Given request - Retype the material in full, keeping every word the same.

Records from a dataset
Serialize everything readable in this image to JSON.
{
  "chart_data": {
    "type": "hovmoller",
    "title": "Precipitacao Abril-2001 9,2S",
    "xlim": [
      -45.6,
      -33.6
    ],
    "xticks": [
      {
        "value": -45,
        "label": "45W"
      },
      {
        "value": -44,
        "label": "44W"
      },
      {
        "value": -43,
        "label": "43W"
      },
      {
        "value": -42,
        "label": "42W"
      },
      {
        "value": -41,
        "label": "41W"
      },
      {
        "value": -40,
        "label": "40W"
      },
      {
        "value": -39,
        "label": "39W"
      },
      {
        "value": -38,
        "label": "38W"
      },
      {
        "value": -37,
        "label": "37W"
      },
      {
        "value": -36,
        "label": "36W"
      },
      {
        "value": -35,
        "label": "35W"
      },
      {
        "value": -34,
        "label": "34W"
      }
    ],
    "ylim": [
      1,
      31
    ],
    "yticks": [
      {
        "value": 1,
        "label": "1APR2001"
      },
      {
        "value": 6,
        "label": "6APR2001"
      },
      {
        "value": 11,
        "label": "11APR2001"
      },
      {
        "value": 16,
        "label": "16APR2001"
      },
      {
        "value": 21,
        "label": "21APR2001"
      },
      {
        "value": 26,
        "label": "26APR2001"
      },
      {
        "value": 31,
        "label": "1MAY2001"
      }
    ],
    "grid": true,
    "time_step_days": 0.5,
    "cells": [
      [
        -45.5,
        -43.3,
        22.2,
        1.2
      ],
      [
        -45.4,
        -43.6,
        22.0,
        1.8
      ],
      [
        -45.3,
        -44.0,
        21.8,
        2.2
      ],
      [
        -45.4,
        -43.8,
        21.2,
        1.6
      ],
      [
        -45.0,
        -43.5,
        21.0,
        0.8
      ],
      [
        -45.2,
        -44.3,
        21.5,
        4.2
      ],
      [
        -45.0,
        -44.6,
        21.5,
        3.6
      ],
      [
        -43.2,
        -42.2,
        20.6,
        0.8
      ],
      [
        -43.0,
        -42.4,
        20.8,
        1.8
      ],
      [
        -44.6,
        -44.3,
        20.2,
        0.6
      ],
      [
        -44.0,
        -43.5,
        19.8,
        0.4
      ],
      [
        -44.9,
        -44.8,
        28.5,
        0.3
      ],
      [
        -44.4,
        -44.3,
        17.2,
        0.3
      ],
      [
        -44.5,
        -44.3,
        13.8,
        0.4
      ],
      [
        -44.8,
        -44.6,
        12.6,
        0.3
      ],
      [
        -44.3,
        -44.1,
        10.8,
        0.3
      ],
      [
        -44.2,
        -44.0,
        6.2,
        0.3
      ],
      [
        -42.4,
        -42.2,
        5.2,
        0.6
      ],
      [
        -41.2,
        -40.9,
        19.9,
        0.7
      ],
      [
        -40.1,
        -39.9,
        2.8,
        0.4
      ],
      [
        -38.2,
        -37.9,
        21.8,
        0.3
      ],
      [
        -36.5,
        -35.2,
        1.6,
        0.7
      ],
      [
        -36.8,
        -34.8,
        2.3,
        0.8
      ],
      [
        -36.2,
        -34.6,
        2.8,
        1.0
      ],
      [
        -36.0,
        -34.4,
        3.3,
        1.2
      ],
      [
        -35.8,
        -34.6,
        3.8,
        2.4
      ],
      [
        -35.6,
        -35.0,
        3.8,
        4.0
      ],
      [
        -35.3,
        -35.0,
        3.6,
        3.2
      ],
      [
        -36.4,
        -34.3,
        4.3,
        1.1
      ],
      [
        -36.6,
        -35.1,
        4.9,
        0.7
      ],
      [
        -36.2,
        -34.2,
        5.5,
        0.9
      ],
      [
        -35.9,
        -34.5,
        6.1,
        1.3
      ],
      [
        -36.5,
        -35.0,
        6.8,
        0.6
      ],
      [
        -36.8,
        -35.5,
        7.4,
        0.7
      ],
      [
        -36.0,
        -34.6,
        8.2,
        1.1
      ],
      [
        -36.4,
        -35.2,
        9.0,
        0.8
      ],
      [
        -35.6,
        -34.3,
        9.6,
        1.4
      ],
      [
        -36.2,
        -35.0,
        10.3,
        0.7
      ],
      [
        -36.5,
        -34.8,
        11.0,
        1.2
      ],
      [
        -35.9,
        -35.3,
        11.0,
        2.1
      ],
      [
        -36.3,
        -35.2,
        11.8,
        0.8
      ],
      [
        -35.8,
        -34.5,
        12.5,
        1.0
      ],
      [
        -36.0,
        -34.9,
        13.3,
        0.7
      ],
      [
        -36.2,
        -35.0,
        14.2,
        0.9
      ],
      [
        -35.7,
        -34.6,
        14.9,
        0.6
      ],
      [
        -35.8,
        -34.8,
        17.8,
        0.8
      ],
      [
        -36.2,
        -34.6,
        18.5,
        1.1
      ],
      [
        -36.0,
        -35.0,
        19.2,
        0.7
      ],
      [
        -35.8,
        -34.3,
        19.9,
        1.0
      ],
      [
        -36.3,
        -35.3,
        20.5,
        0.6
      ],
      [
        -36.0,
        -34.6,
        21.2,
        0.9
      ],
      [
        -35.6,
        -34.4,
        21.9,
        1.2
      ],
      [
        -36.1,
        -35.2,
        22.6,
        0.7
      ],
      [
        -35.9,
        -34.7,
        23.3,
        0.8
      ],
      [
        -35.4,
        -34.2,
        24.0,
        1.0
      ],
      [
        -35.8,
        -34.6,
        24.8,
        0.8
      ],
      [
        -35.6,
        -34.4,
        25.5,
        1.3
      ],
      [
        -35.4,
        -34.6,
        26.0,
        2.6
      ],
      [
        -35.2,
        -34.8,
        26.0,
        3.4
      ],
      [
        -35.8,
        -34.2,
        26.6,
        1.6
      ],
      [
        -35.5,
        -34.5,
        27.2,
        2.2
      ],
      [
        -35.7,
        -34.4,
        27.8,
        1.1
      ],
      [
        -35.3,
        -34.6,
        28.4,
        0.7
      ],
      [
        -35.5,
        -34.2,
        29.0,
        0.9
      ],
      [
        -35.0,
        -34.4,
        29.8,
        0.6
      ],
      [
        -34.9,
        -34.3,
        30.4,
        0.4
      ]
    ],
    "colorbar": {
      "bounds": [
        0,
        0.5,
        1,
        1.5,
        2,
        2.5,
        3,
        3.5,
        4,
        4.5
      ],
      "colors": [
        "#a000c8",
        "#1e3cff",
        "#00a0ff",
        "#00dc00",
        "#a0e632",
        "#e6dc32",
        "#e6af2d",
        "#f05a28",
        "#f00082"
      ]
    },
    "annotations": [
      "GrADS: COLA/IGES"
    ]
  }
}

Written answer -
Serialize everything readable in this image to JSON.
{
  "chart_data": {
    "type": "hovmoller",
    "title": "Precipitacao Abril-2001 9,2S",
    "xlim": [
      -45.6,
      -33.6
    ],
    "xticks": [
      {
        "value": -45,
        "label": "45W"
      },
      {
        "value": -44,
        "label": "44W"
      },
      {
        "value": -43,
        "label": "43W"
      },
      {
        "value": -42,
        "label": "42W"
      },
      {
        "value": -41,
        "label": "41W"
      },
      {
        "value": -40,
        "label": "40W"
      },
      {
        "value": -39,
        "label": "39W"
      },
      {
        "value": -38,
        "label": "38W"
      },
      {
        "value": -37,
        "label": "37W"
      },
      {
        "value": -36,
        "label": "36W"
      },
      {
        "value": -35,
        "label": "35W"
      },
      {
        "value": -34,
        "label": "34W"
      }
    ],
    "ylim": [
      1,
      31
    ],
    "yticks": [
      {
        "value": 1,
        "label": "1APR2001"
      },
      {
        "value": 6,
        "label": "6APR2001"
      },
      {
        "value": 11,
        "label": "11APR2001"
      },
      {
        "value": 16,
        "label": "16APR2001"
      },
      {
        "value": 21,
        "label": "21APR2001"
      },
      {
        "value": 26,
        "label": "26APR2001"
      },
      {
        "value": 31,
        "label": "1MAY2001"
      }
    ],
    "grid": true,
    "time_step_days": 0.5,
    "cells": [
      [
        -45.5,
        -43.3,
        22.2,
        1.2
      ],
      [
        -45.4,
        -43.6,
        22.0,
        1.8
      ],
      [
        -45.3,
        -44.0,
        21.8,
        2.2
      ],
      [
        -45.4,
        -43.8,
        21.2,
        1.6
      ],
      [
        -45.0,
        -43.5,
        21.0,
        0.8
      ],
      [
        -45.2,
        -44.3,
        21.5,
        4.2
      ],
      [
        -45.0,
        -44.6,
        21.5,
        3.6
      ],
      [
        -43.2,
        -42.2,
        20.6,
        0.8
      ],
      [
        -43.0,
        -42.4,
        20.8,
        1.8
      ],
      [
        -44.6,
        -44.3,
        20.2,
        0.6
      ],
      [
        -44.0,
        -43.5,
        19.8,
        0.4
      ],
      [
        -44.9,
        -44.8,
        28.5,
        0.3
      ],
      [
        -44.4,
        -44.3,
        17.2,
        0.3
      ],
      [
        -44.5,
        -44.3,
        13.8,
        0.4
      ],
      [
        -44.8,
        -44.6,
        12.6,
        0.3
      ],
      [
        -44.3,
        -44.1,
        10.8,
        0.3
      ],
      [
        -44.2,
        -44.0,
        6.2,
        0.3
      ],
      [
        -42.4,
        -42.2,
        5.2,
        0.6
      ],
      [
        -41.2,
        -40.9,
        19.9,
        0.7
      ],
      [
        -40.1,
        -39.9,
        2.8,
        0.4
      ],
      [
        -38.2,
        -37.9,
        21.8,
        0.3
      ],
      [
        -36.5,
        -35.2,
        1.6,
        0.7
      ],
      [
        -36.8,
        -34.8,
        2.3,
        0.8
      ],
      [
        -36.2,
        -34.6,
        2.8,
        1.0
      ],
      [
        -36.0,
        -34.4,
        3.3,
        1.2
      ],
      [
        -35.8,
        -34.6,
        3.8,
        2.4
      ],
      [
        -35.6,
        -35.0,
        3.8,
        4.0
      ],
      [
        -35.3,
        -35.0,
        3.6,
        3.2
      ],
      [
        -36.4,
        -34.3,
        4.3,
        1.1
      ],
      [
        -36.6,
        -35.1,
        4.9,
        0.7
      ],
      [
        -36.2,
        -34.2,
        5.5,
        0.9
      ],
      [
        -35.9,
        -34.5,
        6.1,
        1.3
      ],
      [
        -36.5,
        -35.0,
        6.8,
        0.6
      ],
      [
        -36.8,
        -35.5,
        7.4,
        0.7
      ],
      [
        -36.0,
        -34.6,
        8.2,
        1.1
      ],
      [
        -36.4,
        -35.2,
        9.0,
        0.8
      ],
      [
        -35.6,
        -34.3,
        9.6,
        1.4
      ],
      [
        -36.2,
        -35.0,
        10.3,
        0.7
      ],
      [
        -36.5,
        -34.8,
        11.0,
        1.2
      ],
      [
        -35.9,
        -35.3,
        11.0,
        2.1
      ],
      [
        -36.3,
        -35.2,
        11.8,
        0.8
      ],
      [
        -35.8,
        -34.5,
        12.5,
        1.0
      ],
      [
        -36.0,
        -34.9,
        13.3,
        0.7
      ],
      [
        -36.2,
        -35.0,
        14.2,
        0.9
      ],
      [
        -35.7,
        -34.6,
        14.9,
        0.6
      ],
      [
        -35.8,
        -34.8,
        17.8,
        0.8
      ],
      [
        -36.2,
        -34.6,
        18.5,
        1.1
      ],
      [
        -36.0,
        -35.0,
        19.2,
        0.7
      ],
      [
        -35.8,
        -34.3,
        19.9,
        1.0
      ],
      [
        -36.3,
        -35.3,
        20.5,
        0.6
      ],
      [
        -36.0,
        -34.6,
        21.2,
        0.9
      ],
      [
        -35.6,
        -34.4,
        21.9,
        1.2
      ],
      [
        -36.1,
        -35.2,
        22.6,
        0.7
      ],
      [
        -35.9,
        -34.7,
        23.3,
        0.8
      ],
      [
        -35.4,
        -34.2,
        24.0,
        1.0
      ],
      [
        -35.8,
        -34.6,
        24.8,
        0.8
      ],
      [
        -35.6,
        -34.4,
        25.5,
        1.3
      ],
      [
        -35.4,
        -34.6,
        26.0,
        2.6
      ],
      [
        -35.2,
        -34.8,
        26.0,
        3.4
      ],
      [
        -35.8,
        -34.2,
        26.6,
        1.6
      ],
      [
        -35.5,
        -34.5,
        27.2,
        2.2
      ],
      [
        -35.7,
        -34.4,
        27.8,
        1.1
      ],
      [
        -35.3,
        -34.6,
        28.4,
        0.7
      ],
      [
        -35.5,
        -34.2,
        29.0,
        0.9
      ],
      [
        -35.0,
        -34.4,
        29.8,
        0.6
      ],
      [
        -34.9,
        -34.3,
        30.4,
        0.4
      ]
    ],
    "colorbar": {
      "bounds": [
        0,
        0.5,
        1,
        1.5,
        2,
        2.5,
        3,
        3.5,
        4,
        4.5
      ],
      "colors": [
        "#a000c8",
        "#1e3cff",
        "#00a0ff",
        "#00dc00",
        "#a0e632",
        "#e6dc32",
        "#e6af2d",
        "#f05a28",
        "#f00082"
      ]
    },
    "annotations": [
      "GrADS: COLA/IGES"
    ]
  }
}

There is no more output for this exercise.